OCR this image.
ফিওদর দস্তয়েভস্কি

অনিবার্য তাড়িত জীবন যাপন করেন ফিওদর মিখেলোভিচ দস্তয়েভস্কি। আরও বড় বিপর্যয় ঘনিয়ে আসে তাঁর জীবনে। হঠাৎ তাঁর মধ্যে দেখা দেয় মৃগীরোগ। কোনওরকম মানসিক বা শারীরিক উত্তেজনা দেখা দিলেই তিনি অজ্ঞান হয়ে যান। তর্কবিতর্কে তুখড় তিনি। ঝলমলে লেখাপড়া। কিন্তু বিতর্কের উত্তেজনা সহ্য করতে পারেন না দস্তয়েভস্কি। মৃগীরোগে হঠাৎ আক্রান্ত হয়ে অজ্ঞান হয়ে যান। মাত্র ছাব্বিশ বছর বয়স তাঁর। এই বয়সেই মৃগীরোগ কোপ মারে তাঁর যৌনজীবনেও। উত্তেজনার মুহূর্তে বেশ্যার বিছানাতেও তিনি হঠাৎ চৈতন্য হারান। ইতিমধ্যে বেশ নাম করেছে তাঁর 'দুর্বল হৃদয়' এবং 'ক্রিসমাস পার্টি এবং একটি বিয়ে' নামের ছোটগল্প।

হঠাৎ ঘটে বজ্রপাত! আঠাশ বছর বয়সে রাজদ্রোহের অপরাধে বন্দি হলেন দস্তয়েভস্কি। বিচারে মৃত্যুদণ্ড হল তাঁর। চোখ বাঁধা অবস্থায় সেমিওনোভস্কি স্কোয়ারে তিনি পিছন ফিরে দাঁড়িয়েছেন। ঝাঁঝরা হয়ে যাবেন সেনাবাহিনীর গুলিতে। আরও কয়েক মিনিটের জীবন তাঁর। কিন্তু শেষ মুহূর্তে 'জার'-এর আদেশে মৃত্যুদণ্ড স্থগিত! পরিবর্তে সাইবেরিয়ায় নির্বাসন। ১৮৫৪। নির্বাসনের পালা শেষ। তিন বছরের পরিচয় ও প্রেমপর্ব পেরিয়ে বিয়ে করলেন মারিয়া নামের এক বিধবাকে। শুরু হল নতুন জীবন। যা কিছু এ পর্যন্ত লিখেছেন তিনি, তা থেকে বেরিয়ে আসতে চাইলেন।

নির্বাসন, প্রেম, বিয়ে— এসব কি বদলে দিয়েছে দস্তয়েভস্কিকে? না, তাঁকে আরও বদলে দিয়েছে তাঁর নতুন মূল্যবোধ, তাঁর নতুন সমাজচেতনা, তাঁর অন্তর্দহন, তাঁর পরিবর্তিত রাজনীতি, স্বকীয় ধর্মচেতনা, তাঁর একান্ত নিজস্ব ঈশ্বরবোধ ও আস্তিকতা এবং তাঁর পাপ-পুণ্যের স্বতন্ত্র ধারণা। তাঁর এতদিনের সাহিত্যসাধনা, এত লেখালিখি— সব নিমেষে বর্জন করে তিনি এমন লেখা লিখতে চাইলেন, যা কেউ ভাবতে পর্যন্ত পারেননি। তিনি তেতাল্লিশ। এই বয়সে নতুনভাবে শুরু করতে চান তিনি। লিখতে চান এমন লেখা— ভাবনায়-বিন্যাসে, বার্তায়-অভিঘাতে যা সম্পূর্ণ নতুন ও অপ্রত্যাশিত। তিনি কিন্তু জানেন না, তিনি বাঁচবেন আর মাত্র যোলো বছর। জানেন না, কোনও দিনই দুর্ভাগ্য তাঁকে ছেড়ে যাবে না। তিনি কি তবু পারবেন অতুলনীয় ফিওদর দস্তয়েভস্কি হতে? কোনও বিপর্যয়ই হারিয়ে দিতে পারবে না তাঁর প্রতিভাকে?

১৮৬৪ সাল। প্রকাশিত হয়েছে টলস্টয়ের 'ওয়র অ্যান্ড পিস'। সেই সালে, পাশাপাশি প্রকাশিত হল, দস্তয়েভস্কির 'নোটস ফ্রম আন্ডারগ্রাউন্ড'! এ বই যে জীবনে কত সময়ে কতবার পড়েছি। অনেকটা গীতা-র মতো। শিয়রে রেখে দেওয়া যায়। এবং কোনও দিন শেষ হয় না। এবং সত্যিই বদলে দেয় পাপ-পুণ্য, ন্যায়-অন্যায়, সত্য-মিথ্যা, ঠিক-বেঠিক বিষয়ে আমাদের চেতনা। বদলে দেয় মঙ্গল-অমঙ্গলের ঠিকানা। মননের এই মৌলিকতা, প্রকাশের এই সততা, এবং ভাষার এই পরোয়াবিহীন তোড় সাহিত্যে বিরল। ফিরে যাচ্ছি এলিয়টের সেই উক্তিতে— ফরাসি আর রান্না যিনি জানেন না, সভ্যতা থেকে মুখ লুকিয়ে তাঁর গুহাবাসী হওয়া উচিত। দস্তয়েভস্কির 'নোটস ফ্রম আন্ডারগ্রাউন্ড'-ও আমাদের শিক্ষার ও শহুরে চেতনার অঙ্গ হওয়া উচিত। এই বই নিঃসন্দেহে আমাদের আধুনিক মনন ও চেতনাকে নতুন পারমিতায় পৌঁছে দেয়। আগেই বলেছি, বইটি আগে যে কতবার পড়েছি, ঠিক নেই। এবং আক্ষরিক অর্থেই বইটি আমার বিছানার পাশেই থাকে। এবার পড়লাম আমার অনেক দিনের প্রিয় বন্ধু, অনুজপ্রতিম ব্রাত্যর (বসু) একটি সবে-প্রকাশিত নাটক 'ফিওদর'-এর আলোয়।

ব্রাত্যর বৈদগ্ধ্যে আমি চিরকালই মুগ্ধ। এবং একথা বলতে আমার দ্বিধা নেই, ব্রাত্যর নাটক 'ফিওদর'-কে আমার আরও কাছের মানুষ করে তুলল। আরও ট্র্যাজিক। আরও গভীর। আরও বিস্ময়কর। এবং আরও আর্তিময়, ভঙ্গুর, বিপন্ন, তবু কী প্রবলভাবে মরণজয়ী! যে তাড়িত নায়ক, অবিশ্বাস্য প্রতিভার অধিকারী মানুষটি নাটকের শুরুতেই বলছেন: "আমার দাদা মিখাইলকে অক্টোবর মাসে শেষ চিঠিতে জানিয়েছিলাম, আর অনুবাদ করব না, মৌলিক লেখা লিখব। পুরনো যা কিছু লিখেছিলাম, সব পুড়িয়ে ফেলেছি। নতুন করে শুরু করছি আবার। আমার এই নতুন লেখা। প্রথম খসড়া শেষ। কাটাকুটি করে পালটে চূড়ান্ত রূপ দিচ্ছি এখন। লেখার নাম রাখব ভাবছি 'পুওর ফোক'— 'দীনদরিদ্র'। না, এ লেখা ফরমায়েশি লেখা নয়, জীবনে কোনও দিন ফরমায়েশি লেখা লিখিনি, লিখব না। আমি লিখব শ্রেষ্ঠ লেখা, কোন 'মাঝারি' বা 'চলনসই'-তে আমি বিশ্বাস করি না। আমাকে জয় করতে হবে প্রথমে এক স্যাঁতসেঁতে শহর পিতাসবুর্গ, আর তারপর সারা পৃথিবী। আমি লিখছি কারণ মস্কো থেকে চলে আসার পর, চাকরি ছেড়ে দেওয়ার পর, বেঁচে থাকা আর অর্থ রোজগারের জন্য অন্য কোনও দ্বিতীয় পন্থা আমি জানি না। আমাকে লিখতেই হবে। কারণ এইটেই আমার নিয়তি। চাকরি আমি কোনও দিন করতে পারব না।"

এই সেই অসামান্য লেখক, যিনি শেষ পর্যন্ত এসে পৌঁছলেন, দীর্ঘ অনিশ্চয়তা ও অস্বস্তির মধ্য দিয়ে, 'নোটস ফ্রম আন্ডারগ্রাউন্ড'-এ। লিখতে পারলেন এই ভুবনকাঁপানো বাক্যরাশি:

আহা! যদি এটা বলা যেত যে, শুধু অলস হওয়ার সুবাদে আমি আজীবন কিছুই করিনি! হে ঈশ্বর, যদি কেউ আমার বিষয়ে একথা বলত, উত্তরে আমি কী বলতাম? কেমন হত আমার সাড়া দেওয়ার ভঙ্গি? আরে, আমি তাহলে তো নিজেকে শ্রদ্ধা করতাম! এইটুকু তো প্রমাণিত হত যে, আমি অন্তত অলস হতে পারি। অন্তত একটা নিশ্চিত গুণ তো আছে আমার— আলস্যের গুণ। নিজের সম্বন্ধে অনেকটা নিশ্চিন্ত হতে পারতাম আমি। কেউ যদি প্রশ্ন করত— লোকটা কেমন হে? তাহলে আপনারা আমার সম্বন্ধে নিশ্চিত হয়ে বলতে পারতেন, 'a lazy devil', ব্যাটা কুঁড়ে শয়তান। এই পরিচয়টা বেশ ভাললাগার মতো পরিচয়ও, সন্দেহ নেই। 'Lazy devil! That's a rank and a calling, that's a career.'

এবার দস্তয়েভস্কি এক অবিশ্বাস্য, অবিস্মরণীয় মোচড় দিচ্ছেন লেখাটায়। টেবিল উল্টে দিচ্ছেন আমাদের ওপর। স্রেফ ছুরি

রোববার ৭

-=-=-

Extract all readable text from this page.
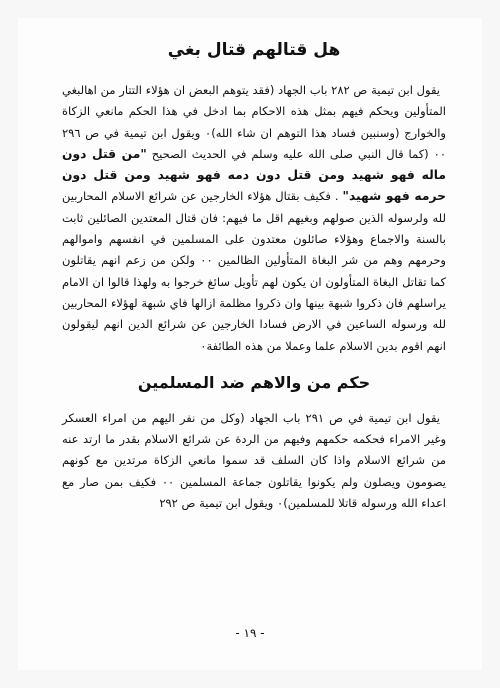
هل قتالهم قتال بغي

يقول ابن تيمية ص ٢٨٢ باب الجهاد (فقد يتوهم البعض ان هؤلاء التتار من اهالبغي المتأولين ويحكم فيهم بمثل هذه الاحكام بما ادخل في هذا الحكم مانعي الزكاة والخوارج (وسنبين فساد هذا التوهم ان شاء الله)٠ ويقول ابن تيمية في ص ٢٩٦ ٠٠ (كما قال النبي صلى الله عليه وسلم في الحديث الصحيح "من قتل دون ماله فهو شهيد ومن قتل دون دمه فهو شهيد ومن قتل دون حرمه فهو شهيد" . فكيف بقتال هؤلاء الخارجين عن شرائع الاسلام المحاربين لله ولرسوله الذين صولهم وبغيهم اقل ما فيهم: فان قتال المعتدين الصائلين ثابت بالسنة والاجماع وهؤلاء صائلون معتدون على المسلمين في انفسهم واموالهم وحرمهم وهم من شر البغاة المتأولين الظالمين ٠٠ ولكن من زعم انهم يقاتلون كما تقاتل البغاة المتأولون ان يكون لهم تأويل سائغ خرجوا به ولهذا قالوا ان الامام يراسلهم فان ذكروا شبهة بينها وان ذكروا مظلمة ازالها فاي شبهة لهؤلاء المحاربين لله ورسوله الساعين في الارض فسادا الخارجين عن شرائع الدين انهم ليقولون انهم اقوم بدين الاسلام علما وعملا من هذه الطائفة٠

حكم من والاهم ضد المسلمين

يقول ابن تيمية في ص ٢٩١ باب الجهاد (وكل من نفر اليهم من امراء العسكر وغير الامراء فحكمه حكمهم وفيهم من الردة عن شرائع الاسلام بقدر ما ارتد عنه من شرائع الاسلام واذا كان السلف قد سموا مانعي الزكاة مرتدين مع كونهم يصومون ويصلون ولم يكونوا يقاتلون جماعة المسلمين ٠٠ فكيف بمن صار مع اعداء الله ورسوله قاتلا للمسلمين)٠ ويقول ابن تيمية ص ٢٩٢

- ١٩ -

-=-=-

The exercise
How many of the lines above include the string "this"? Reply with the number by itself.

Full response
2